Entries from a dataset
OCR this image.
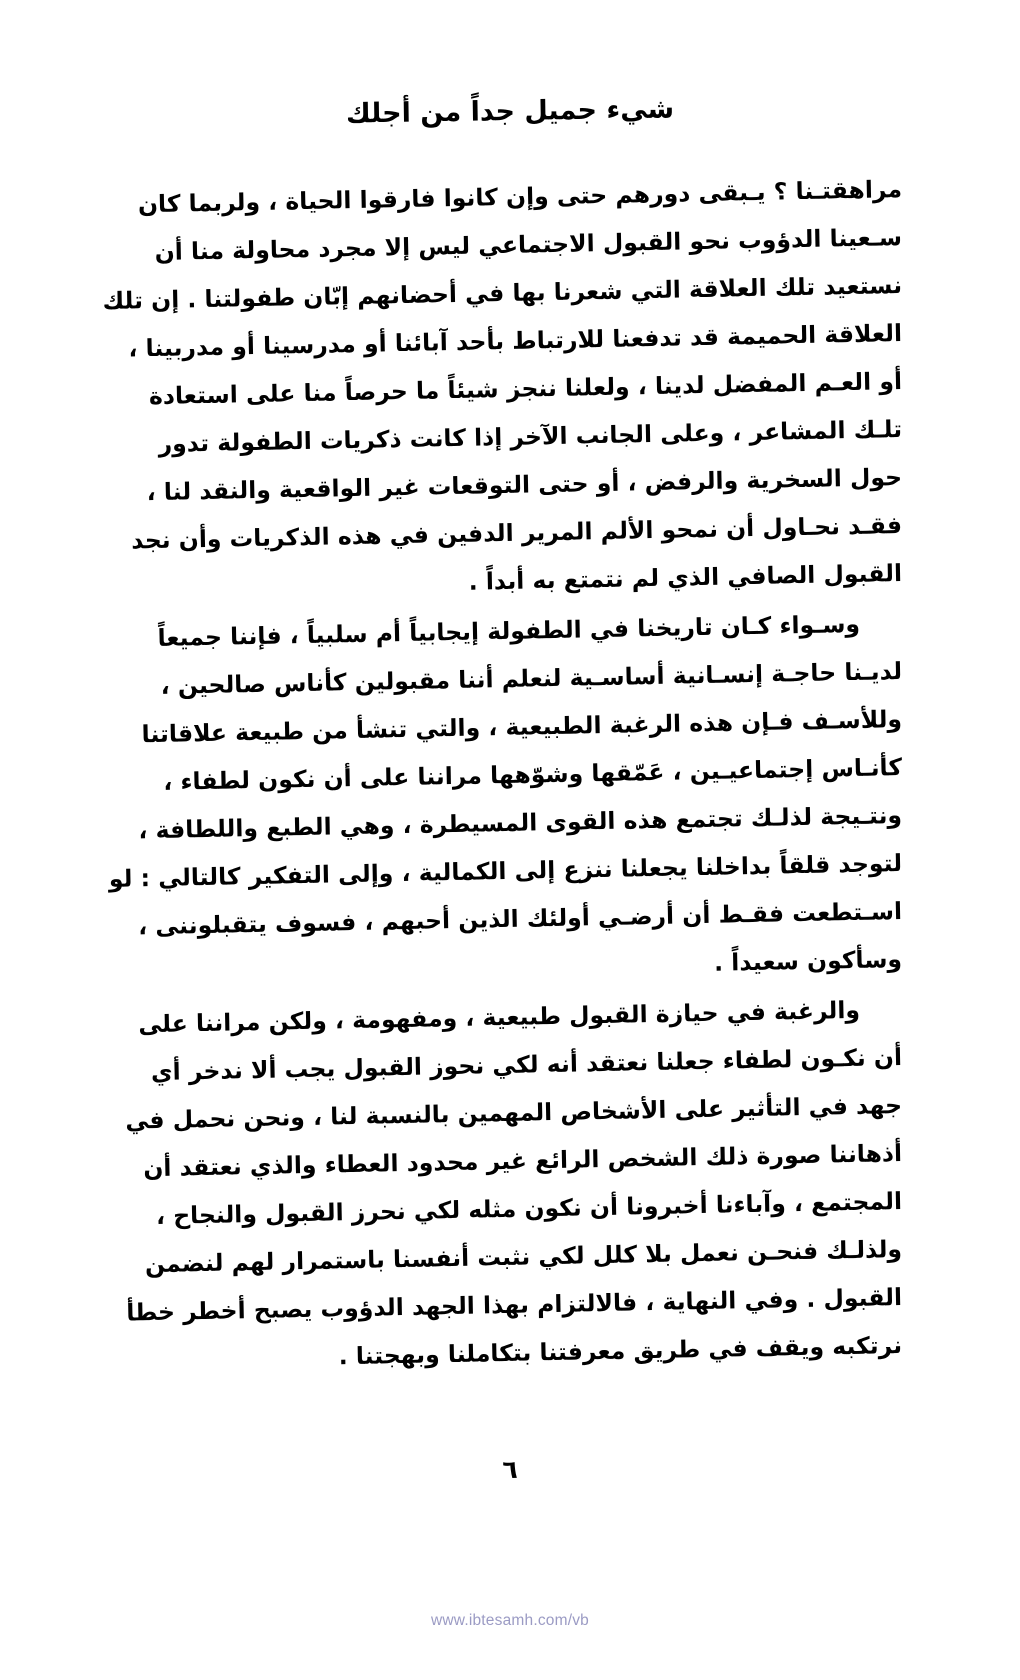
شيء جميل جداً من أجلك
مراهقتـنا ؟ يـبقى دورهم حتى وإن كانوا فارقوا الحياة ، ولربما كان
سـعينا الدؤوب نحو القبول الاجتماعي ليس إلا مجرد محاولة منا أن
نستعيد تلك العلاقة التي شعرنا بها في أحضانهم إبّان طفولتنا . إن تلك
العلاقة الحميمة قد تدفعنا للارتباط بأحد آبائنا أو مدرسينا أو مدربينا ،
أو العـم المفضل لدينا ، ولعلنا ننجز شيئاً ما حرصاً منا على استعادة
تلـك المشاعر ، وعلى الجانب الآخر إذا كانت ذكريات الطفولة تدور
حول السخرية والرفض ، أو حتى التوقعات غير الواقعية والنقد لنا ،
فقـد نحـاول أن نمحو الألم المرير الدفين في هذه الذكريات وأن نجد
القبول الصافي الذي لم نتمتع به أبداً .
وسـواء كـان تاريخنا في الطفولة إيجابياً أم سلبياً ، فإننا جميعاً
لديـنا حاجـة إنسـانية أساسـية لنعلم أننا مقبولين كأناس صالحين ،
وللأسـف فـإن هذه الرغبة الطبيعية ، والتي تنشأ من طبيعة علاقاتنا
كأنـاس إجتماعيـين ، عَمّقها وشوّهها مراننا على أن نكون لطفاء ،
ونتـيجة لذلـك تجتمع هذه القوى المسيطرة ، وهي الطبع واللطافة ،
لتوجد قلقاً بداخلنا يجعلنا ننزع إلى الكمالية ، وإلى التفكير كالتالي : لو
اسـتطعت فقـط أن أرضـي أولئك الذين أحبهم ، فسوف يتقبلوننى ،
وسأكون سعيداً .
والرغبة في حيازة القبول طبيعية ، ومفهومة ، ولكن مراننا على
أن نكـون لطفاء جعلنا نعتقد أنه لكي نحوز القبول يجب ألا ندخر أي
جهد في التأثير على الأشخاص المهمين بالنسبة لنا ، ونحن نحمل في
أذهاننا صورة ذلك الشخص الرائع غير محدود العطاء والذي نعتقد أن
المجتمع ، وآباءنا أخبرونا أن نكون مثله لكي نحرز القبول والنجاح ،
ولذلـك فنحـن نعمل بلا كلل لكي نثبت أنفسنا باستمرار لهم لنضمن
القبول . وفي النهاية ، فالالتزام بهذا الجهد الدؤوب يصبح أخطر خطأ
نرتكبه ويقف في طريق معرفتنا بتكاملنا وبهجتنا .
٦
www.ibtesamh.com/vb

**Problem:** Return all of the entries exactly as written, but drop any pictures they hold.

**Correct response:**
OCR this image.
شيء جميل جداً من أجلك
مراهقتـنا ؟ يـبقى دورهم حتى وإن كانوا فارقوا الحياة ، ولربما كان
سـعينا الدؤوب نحو القبول الاجتماعي ليس إلا مجرد محاولة منا أن
نستعيد تلك العلاقة التي شعرنا بها في أحضانهم إبّان طفولتنا . إن تلك
العلاقة الحميمة قد تدفعنا للارتباط بأحد آبائنا أو مدرسينا أو مدربينا ،
أو العـم المفضل لدينا ، ولعلنا ننجز شيئاً ما حرصاً منا على استعادة
تلـك المشاعر ، وعلى الجانب الآخر إذا كانت ذكريات الطفولة تدور
حول السخرية والرفض ، أو حتى التوقعات غير الواقعية والنقد لنا ،
فقـد نحـاول أن نمحو الألم المرير الدفين في هذه الذكريات وأن نجد
القبول الصافي الذي لم نتمتع به أبداً .
وسـواء كـان تاريخنا في الطفولة إيجابياً أم سلبياً ، فإننا جميعاً
لديـنا حاجـة إنسـانية أساسـية لنعلم أننا مقبولين كأناس صالحين ،
وللأسـف فـإن هذه الرغبة الطبيعية ، والتي تنشأ من طبيعة علاقاتنا
كأنـاس إجتماعيـين ، عَمّقها وشوّهها مراننا على أن نكون لطفاء ،
ونتـيجة لذلـك تجتمع هذه القوى المسيطرة ، وهي الطبع واللطافة ،
لتوجد قلقاً بداخلنا يجعلنا ننزع إلى الكمالية ، وإلى التفكير كالتالي : لو
اسـتطعت فقـط أن أرضـي أولئك الذين أحبهم ، فسوف يتقبلوننى ،
وسأكون سعيداً .
والرغبة في حيازة القبول طبيعية ، ومفهومة ، ولكن مراننا على
أن نكـون لطفاء جعلنا نعتقد أنه لكي نحوز القبول يجب ألا ندخر أي
جهد في التأثير على الأشخاص المهمين بالنسبة لنا ، ونحن نحمل في
أذهاننا صورة ذلك الشخص الرائع غير محدود العطاء والذي نعتقد أن
المجتمع ، وآباءنا أخبرونا أن نكون مثله لكي نحرز القبول والنجاح ،
ولذلـك فنحـن نعمل بلا كلل لكي نثبت أنفسنا باستمرار لهم لنضمن
القبول . وفي النهاية ، فالالتزام بهذا الجهد الدؤوب يصبح أخطر خطأ
نرتكبه ويقف في طريق معرفتنا بتكاملنا وبهجتنا .
٦
www.ibtesamh.com/vb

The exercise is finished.